== DOCUMENT SECTION

Parking lots are an architecture of use and they are an architecture of amnesia. They are, perhaps in Germany more clearly than elsewhere, about amnesia through use. The walls of the Spandau prison were ground down and scattered in the Baltic Sea, as if they were literally contaminated. The site itself, by contrast, was filled with quotidian substance: shopping carts, sad patches of grass and minivans backing into too-small spots. Every visitor to Berlin will have come across the Stolpersteine – little brass plaques put into the sidewalk to memorialize Jews murdered by the Nazis. The Stolpersteine – ‘tripping stones’ – are meant to arrest you in your everyday routines, if only for a moment, to force memory from thoughtlessness. The paving stones of a parking lot are their opposite: smoothing stones, handmaidens of thoughtlessness.
The photographer Eva Leitolf spent twenty years assembling the series Deutsche Bilder (German Images): photos of places where racist attacks – arson, assaults, murders – have occurred. There is one picture in the set that reminds me of the Kaufland in Spandau. A four-lane road, two houses and three parking spots. The street itself is in Helmstedt, Lower Saxony, but the image feels like it could have been taken anywhere.

====

● EXERCISE INSTRUCTIONS
#1 Decide whether each statement agrees with the passage on parking lots and memory, answering yes or no and quoting the deciding words: (a) The walls of the Spandau prison ended up in the Baltic Sea. (b) Eva Leitolf spent ten years assembling Deutsche Bilder. (c) The street in the picture the passage describes is in Spandau.
#2 Duplicate the part of the passage on parking lots and memory that opens with the words containing "Parking lots are" and closes with "handmaidens of thoughtlessness.".

== DATA EXCERPTS

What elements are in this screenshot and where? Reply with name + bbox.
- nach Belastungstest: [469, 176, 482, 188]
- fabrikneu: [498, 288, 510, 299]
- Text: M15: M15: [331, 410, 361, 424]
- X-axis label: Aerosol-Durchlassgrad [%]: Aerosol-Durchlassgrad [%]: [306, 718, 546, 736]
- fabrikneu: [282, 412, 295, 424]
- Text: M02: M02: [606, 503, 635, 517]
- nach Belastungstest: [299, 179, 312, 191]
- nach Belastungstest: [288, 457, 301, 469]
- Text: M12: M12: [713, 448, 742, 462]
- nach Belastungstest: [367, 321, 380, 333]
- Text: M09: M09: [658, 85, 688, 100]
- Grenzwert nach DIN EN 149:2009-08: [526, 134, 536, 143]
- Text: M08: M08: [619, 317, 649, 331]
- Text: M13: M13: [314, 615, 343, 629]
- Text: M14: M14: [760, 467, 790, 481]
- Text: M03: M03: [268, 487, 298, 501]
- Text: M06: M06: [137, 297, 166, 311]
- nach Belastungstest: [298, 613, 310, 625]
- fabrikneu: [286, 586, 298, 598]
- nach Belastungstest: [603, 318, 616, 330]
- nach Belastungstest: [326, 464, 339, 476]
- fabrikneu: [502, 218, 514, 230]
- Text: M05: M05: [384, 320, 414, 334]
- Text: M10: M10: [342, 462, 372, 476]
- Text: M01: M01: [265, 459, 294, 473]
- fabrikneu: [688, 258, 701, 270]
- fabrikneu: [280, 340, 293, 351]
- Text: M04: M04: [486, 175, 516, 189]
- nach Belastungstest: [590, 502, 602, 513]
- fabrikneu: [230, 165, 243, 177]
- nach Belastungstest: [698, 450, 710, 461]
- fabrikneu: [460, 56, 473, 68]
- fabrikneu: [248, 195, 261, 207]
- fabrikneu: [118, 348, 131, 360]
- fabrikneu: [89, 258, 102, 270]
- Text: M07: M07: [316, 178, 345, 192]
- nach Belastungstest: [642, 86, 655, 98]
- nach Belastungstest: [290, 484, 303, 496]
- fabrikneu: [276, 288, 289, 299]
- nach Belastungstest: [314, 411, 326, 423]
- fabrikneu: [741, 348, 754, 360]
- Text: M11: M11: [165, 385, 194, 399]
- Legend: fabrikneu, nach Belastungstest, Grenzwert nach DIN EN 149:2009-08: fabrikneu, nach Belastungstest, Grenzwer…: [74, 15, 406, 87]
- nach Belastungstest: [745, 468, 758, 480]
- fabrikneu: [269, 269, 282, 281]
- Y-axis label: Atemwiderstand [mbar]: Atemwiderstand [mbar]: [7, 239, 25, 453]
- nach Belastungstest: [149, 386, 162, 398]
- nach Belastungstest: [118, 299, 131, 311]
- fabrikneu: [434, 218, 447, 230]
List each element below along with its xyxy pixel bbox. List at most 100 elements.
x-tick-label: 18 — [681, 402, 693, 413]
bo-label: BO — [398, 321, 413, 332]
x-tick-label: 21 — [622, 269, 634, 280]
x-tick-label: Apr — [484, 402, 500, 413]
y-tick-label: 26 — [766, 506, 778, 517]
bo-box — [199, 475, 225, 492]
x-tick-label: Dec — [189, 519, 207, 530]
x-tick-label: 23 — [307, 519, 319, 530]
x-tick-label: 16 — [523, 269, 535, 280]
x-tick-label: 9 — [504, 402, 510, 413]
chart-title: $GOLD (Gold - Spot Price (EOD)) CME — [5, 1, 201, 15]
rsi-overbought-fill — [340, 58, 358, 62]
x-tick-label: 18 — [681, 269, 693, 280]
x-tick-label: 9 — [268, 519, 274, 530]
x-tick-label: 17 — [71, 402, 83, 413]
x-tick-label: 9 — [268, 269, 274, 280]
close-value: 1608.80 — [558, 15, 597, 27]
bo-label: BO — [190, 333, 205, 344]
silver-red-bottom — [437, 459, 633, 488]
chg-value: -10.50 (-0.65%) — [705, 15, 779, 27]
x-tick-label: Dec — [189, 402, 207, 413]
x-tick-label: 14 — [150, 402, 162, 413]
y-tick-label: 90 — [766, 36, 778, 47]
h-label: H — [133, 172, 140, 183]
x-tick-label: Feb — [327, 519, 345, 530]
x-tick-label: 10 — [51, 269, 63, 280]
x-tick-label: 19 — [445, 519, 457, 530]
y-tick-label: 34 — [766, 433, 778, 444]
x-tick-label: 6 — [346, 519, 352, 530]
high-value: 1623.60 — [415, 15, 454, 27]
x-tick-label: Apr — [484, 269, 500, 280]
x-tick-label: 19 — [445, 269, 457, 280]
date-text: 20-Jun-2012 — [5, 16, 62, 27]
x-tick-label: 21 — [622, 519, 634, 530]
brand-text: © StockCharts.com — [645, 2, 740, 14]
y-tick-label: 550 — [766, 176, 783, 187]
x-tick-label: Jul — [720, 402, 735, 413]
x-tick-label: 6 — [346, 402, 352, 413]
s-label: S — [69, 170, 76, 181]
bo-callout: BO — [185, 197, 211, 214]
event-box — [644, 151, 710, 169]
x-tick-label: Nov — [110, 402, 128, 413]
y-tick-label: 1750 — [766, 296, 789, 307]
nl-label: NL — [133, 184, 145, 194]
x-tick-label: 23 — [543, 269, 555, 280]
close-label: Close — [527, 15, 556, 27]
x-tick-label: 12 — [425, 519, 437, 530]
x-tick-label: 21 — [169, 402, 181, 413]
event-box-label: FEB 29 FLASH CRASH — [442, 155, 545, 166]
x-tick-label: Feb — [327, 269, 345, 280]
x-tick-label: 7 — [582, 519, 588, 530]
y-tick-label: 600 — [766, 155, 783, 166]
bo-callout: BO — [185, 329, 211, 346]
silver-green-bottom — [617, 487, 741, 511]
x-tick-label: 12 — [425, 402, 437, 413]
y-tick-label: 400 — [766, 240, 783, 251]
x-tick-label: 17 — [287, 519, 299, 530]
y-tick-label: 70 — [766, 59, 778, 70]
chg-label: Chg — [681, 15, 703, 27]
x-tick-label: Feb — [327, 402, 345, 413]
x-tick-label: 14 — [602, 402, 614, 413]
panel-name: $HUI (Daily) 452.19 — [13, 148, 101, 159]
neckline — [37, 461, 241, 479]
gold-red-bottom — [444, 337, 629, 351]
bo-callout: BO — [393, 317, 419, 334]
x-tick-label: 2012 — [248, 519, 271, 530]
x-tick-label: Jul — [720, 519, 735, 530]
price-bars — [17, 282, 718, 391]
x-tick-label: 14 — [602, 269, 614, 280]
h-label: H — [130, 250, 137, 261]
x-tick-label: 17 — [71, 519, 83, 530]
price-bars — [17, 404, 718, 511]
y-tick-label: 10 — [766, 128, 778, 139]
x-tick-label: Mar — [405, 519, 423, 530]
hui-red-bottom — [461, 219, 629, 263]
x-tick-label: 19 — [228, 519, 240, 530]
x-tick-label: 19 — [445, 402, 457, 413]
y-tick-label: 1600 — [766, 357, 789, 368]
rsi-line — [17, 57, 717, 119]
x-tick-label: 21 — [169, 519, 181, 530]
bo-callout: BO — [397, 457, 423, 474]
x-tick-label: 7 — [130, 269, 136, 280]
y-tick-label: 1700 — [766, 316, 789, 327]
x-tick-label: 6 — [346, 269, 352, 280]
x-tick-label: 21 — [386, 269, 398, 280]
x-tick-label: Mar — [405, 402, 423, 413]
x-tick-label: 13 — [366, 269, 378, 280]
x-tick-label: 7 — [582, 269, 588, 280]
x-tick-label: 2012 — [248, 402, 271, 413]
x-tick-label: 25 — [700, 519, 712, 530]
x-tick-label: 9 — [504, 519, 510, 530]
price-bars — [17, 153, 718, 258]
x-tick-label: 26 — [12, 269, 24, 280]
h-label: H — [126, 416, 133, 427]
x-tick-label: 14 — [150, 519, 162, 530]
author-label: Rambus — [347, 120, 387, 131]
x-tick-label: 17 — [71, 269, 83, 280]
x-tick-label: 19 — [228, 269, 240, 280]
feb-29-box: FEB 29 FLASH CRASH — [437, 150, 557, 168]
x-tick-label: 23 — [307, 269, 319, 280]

====

● EXERCISE SOLUTIONS
#1
(a) Yes: "The walls of the Spandau prison were ground down and scattered in the Baltic Sea"
(b) No: "spent twenty years assembling the series Deutsche Bilder"
(c) No: "The street itself is in Helmstedt, Lower Saxony"

#2
Parking lots are an architecture of use and they are an architecture of amnesia. They are, perhaps in Germany more clearly than elsewhere, about amnesia through use. The walls of the Spandau prison were ground down and scattered in the Baltic Sea, as if they were literally contaminated. The site itself, by contrast, was filled with quotidian substance: shopping carts, sad patches of grass and minivans backing into too-small spots. Every visitor to Berlin will have come across the Stolpersteine – little brass plaques put into the sidewalk to memorialize Jews murdered by the Nazis. The Stolpersteine – ‘tripping stones’ – are meant to arrest you in your everyday routines, if only for a moment, to force memory from thoughtlessness. The paving stones of a parking lot are their opposite: smoothing stones, handmaidens of thoughtlessness.